▶ **Instructions to follow**
Look through the records that follow. Copy every line containing the word "came".
-- BEGIN --
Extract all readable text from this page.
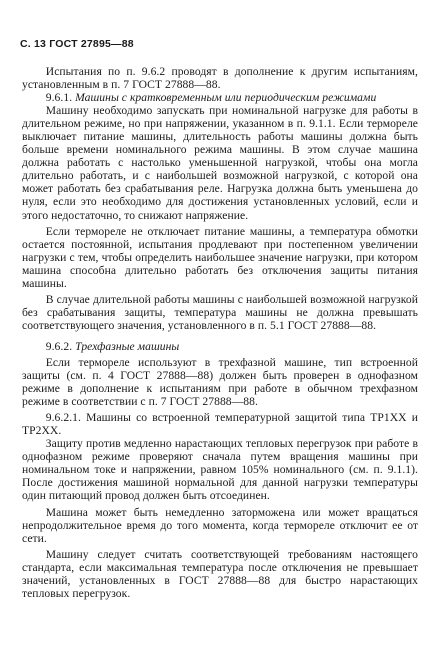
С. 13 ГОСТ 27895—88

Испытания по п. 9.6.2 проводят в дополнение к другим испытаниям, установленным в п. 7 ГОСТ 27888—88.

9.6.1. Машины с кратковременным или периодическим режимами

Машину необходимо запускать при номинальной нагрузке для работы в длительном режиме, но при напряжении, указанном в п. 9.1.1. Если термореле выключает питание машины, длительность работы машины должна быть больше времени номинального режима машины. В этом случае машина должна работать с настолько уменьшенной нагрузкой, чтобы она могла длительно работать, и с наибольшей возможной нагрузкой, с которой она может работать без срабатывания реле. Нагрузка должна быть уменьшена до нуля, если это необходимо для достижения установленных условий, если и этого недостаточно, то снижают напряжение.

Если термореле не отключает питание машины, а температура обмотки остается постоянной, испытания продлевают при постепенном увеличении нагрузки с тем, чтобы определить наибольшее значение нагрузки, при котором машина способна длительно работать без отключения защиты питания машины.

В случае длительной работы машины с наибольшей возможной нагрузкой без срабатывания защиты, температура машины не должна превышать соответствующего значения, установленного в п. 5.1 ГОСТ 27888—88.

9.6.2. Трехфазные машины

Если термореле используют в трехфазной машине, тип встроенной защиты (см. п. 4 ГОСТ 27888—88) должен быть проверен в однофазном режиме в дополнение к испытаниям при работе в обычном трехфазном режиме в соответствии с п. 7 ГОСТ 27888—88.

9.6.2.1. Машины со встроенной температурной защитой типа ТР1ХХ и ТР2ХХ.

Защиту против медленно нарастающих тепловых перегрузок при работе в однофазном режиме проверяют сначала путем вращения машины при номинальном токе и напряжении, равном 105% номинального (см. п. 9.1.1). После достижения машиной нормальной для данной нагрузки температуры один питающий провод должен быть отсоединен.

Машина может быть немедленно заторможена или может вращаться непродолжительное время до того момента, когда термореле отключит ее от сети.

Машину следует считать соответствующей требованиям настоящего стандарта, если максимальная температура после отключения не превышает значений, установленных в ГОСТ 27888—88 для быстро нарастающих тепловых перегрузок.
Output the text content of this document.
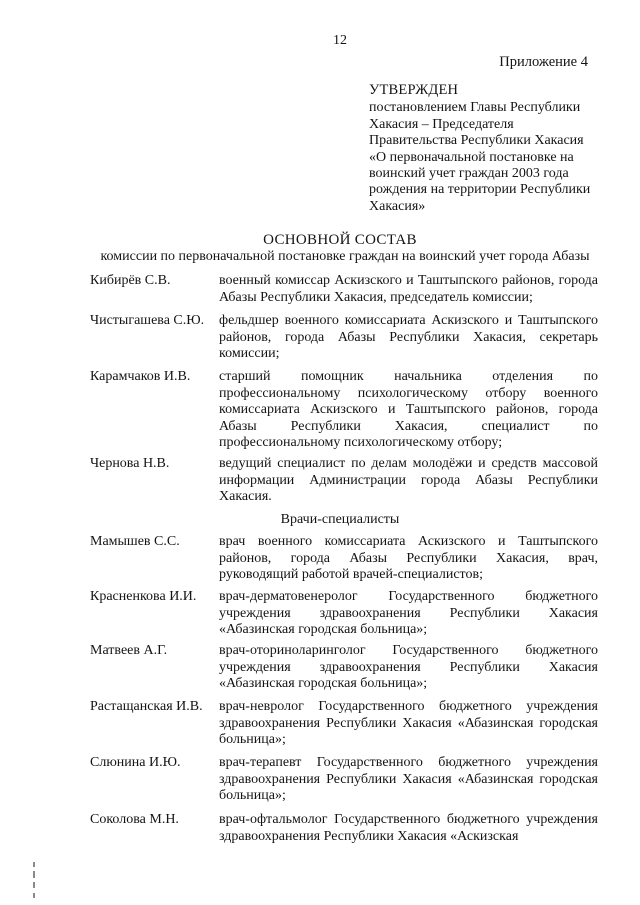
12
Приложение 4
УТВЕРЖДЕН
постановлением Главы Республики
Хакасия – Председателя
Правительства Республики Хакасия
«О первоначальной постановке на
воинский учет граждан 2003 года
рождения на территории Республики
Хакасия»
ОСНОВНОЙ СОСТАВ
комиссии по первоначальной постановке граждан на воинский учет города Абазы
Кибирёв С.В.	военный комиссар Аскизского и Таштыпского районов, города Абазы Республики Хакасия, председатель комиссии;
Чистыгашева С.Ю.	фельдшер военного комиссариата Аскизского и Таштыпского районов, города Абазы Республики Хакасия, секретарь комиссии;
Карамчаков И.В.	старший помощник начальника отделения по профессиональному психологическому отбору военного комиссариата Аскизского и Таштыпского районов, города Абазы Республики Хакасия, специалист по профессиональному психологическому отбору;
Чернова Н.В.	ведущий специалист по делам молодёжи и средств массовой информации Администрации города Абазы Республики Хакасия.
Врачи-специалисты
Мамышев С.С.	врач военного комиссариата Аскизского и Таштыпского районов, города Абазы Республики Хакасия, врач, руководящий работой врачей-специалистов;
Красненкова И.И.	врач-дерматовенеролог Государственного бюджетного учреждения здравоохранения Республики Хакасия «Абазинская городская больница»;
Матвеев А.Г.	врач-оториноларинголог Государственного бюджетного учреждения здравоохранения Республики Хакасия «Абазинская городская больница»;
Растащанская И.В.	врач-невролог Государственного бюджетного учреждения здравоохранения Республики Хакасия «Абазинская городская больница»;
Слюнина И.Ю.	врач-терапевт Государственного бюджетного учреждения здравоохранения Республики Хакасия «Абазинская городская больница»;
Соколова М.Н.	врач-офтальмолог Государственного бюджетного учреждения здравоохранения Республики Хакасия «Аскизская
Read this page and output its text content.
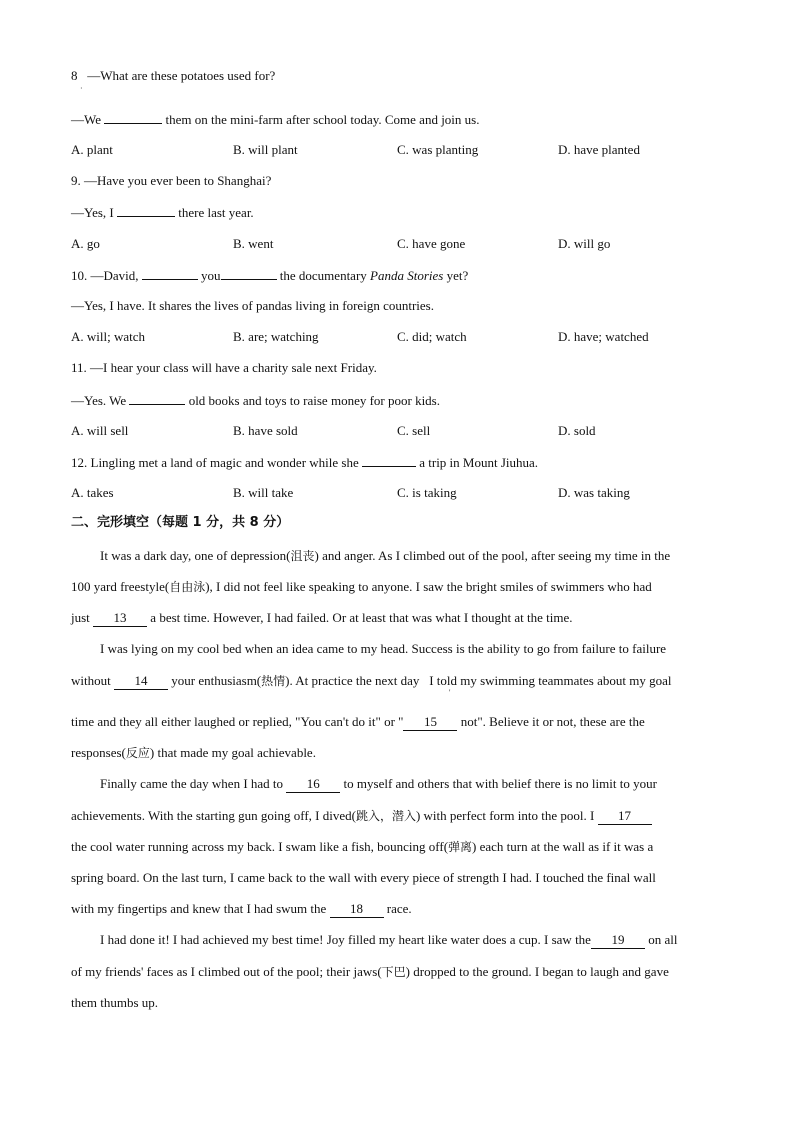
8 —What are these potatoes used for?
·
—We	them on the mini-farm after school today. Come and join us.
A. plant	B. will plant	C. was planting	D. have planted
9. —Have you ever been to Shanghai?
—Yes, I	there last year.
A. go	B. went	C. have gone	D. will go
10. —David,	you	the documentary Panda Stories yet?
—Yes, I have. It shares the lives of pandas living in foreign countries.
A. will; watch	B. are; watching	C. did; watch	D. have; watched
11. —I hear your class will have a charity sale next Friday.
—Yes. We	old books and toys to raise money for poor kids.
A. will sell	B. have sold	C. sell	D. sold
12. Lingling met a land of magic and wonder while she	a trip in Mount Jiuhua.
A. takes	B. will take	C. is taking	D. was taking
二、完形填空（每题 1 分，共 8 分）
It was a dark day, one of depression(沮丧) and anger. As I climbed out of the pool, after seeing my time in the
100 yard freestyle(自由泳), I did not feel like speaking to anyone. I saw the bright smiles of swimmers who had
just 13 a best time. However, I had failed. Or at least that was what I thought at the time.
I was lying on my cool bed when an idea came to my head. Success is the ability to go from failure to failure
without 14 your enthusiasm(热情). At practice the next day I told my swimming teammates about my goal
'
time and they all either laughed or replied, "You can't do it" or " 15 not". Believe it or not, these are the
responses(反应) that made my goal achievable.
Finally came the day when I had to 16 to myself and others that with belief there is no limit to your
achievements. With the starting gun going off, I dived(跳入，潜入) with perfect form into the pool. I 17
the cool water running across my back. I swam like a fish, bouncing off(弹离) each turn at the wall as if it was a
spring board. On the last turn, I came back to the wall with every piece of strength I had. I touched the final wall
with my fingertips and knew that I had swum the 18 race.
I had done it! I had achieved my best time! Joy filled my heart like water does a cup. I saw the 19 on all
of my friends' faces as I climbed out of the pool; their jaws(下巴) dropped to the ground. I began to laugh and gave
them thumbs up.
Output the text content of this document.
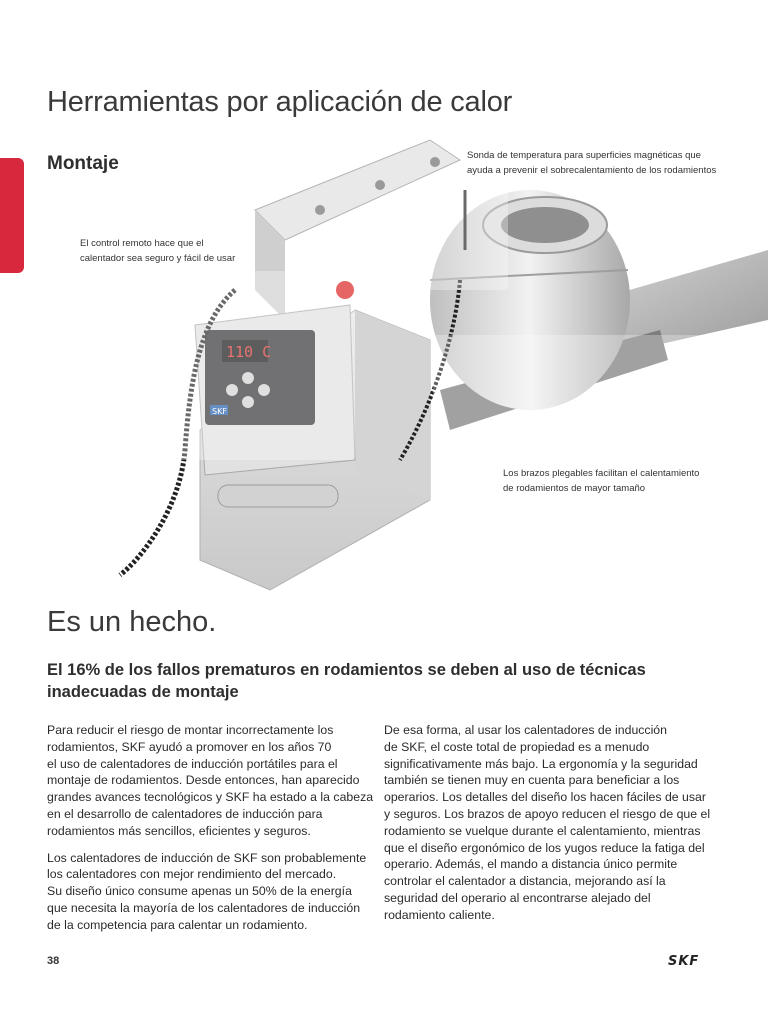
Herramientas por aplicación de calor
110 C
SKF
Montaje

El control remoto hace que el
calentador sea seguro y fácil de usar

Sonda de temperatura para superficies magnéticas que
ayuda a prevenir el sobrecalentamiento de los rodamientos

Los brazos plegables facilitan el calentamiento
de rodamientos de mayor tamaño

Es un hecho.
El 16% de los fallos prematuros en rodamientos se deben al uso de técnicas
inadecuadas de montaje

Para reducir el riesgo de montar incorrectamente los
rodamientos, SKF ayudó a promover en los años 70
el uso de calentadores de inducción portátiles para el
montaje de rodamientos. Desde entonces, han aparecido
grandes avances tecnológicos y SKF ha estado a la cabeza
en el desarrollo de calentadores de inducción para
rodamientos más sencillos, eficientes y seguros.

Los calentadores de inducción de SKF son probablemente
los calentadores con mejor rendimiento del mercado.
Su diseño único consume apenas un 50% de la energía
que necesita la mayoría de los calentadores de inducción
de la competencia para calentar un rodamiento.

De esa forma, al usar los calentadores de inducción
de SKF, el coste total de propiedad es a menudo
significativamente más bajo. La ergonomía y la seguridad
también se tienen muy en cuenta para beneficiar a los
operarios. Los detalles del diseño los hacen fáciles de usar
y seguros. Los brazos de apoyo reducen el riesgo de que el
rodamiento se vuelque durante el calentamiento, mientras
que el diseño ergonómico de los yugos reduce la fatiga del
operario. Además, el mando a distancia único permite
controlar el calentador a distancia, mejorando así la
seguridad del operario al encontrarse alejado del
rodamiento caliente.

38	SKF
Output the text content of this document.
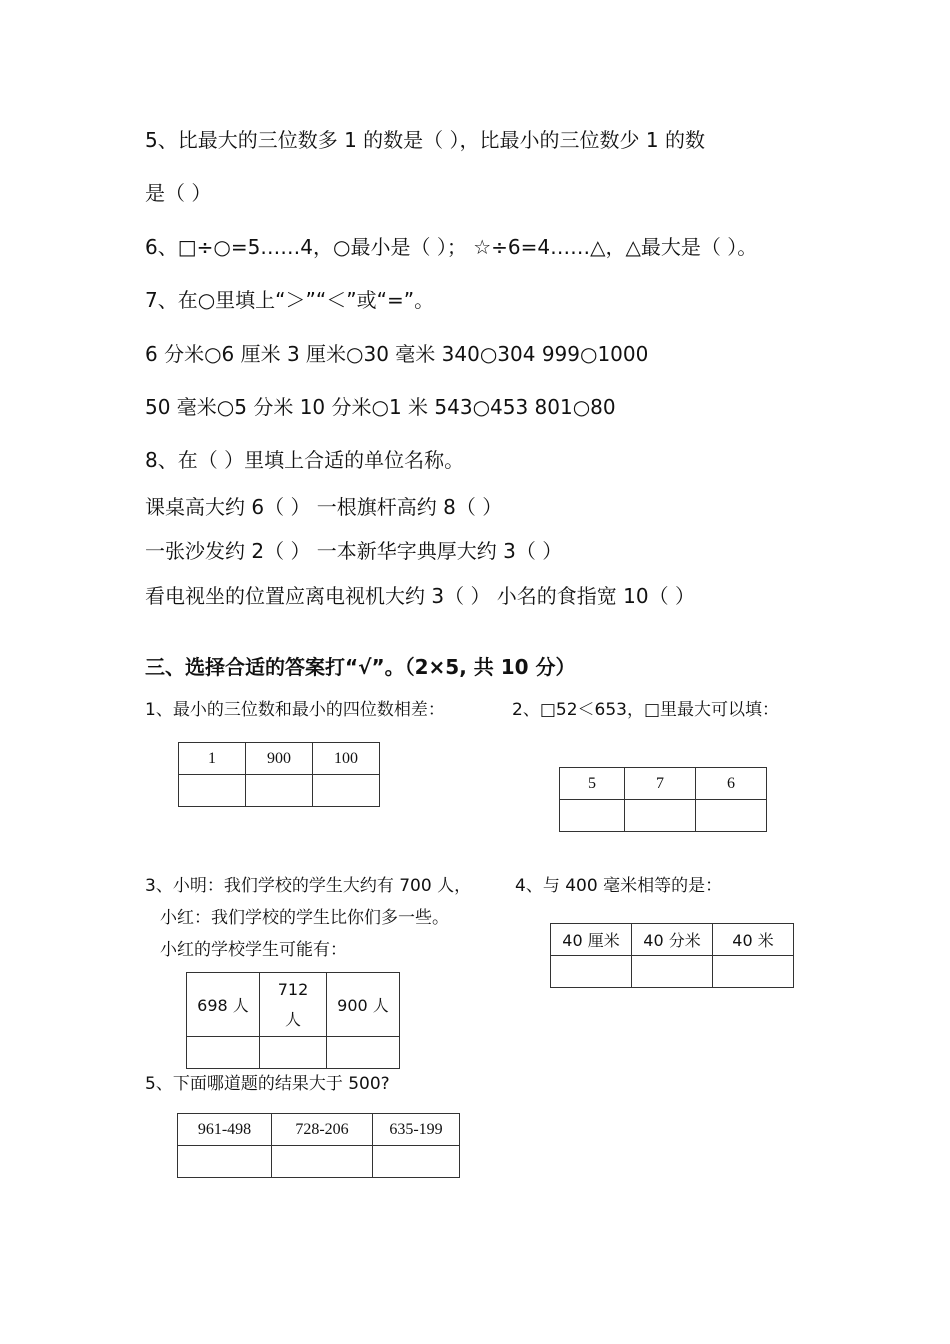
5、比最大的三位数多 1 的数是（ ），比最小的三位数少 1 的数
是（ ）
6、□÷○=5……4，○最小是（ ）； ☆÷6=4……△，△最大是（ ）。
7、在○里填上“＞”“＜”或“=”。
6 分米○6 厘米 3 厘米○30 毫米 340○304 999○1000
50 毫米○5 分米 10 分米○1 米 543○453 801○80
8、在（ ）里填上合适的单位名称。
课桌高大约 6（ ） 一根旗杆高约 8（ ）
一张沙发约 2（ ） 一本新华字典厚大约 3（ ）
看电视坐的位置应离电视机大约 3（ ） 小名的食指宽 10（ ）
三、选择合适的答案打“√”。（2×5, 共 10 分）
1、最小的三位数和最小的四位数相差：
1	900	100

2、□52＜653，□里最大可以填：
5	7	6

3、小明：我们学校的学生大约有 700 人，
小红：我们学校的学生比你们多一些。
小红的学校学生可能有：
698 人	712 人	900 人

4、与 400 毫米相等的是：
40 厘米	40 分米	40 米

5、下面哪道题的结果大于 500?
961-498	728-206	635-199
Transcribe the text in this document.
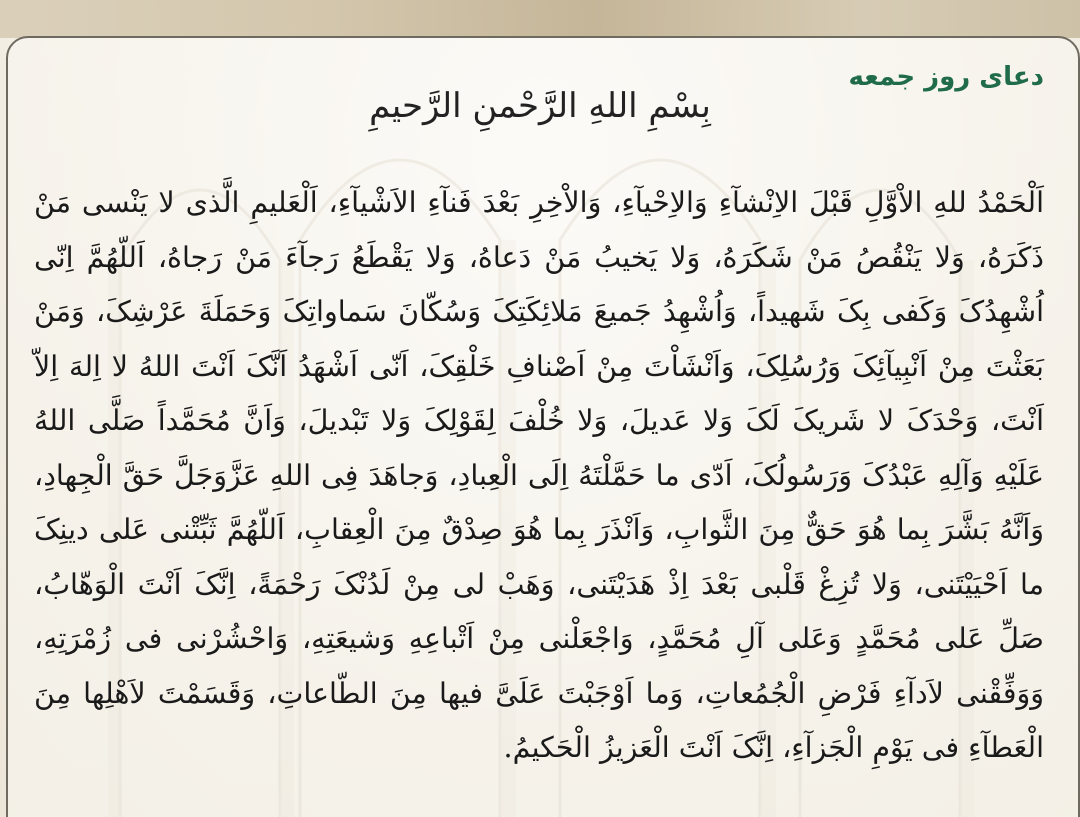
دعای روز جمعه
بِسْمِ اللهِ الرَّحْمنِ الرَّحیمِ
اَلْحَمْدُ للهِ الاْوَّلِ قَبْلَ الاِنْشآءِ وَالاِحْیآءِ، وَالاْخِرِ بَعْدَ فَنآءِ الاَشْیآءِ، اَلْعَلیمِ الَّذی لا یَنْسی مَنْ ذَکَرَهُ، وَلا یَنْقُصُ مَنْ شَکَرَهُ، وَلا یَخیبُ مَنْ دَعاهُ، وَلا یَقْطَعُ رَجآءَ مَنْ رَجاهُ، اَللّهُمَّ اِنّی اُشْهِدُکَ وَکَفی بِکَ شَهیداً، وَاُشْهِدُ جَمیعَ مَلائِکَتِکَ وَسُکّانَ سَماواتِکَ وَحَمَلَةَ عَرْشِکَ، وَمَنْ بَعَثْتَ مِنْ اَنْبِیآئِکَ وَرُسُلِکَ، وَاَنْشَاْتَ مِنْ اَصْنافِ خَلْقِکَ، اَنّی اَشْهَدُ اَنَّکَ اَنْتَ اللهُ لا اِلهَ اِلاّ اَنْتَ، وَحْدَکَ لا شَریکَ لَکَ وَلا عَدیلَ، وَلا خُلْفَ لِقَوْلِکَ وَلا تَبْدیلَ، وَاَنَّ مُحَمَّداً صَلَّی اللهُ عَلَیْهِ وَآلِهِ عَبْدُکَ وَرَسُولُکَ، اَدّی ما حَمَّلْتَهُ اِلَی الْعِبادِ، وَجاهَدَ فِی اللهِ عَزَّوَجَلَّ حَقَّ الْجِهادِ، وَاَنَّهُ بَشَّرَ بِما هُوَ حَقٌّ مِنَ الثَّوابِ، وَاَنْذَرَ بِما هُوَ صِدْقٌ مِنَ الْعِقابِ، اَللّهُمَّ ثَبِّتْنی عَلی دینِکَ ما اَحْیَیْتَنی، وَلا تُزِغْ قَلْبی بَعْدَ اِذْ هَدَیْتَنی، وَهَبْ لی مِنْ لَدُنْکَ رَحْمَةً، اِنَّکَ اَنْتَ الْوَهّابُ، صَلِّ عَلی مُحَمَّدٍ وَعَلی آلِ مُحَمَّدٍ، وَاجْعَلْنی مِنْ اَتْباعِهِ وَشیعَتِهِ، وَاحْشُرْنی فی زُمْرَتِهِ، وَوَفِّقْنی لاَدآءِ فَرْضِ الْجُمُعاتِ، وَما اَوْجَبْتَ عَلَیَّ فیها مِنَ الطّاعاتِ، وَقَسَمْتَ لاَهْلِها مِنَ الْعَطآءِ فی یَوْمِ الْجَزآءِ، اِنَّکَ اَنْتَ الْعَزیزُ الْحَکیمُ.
-- END --
▶ **Expected output**
I was lying on my cool bed when an idea came to my head. Success is the ability to go from failure to failure
Finally came the day when I had to 16 to myself and others that with belief there is no limit to your
spring board. On the last turn, I came back to the wall with every piece of strength I had. I touched the final wall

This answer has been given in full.